### WHAT IS ASKED
In the listing below, find every line with the string "stop" and pull it out.
——————
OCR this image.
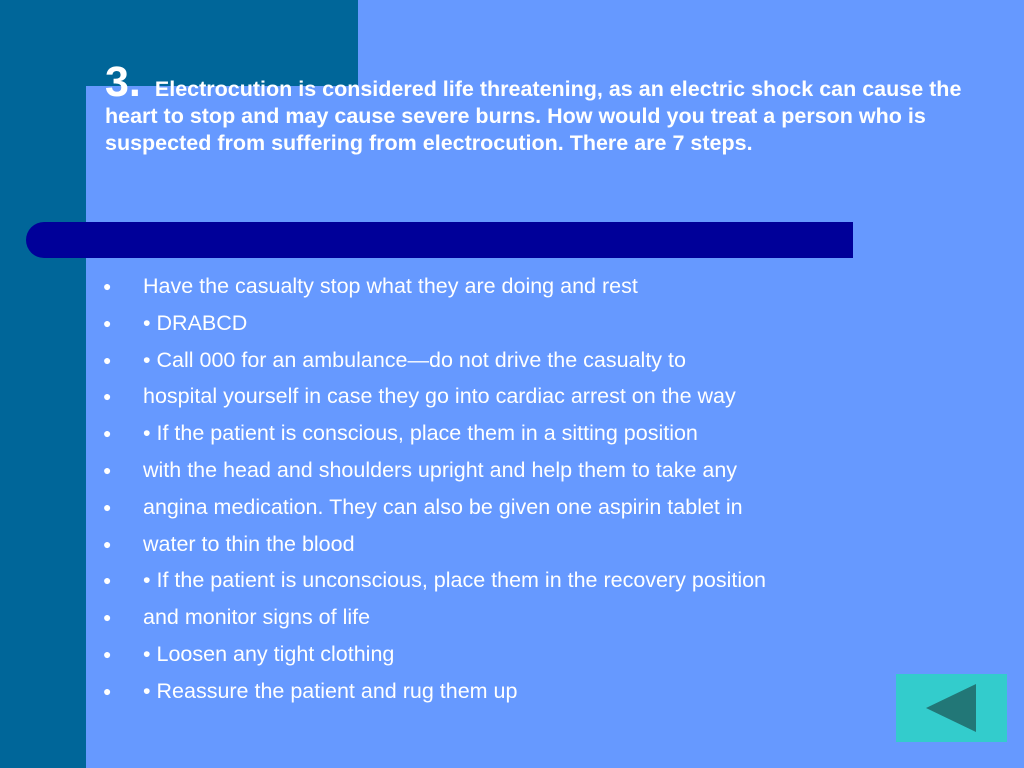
3. Electrocution is considered life threatening, as an electric shock can cause the heart to stop and may cause severe burns. How would you treat a person who is suspected from suffering from electrocution. There are 7 steps.
● Have the casualty stop what they are doing and rest
● • DRABCD
● • Call 000 for an ambulance—do not drive the casualty to
● hospital yourself in case they go into cardiac arrest on the way
● • If the patient is conscious, place them in a sitting position
● with the head and shoulders upright and help them to take any
● angina medication. They can also be given one aspirin tablet in
● water to thin the blood
● • If the patient is unconscious, place them in the recovery position
● and monitor signs of life
● • Loosen any tight clothing
● • Reassure the patient and rug them up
——————
### COMPLETE RESPONSE
3. Electrocution is considered life threatening, as an electric shock can cause the heart to stop and may cause severe burns. How would you treat a person who is suspected from suffering from electrocution. There are 7 steps.
● Have the casualty stop what they are doing and rest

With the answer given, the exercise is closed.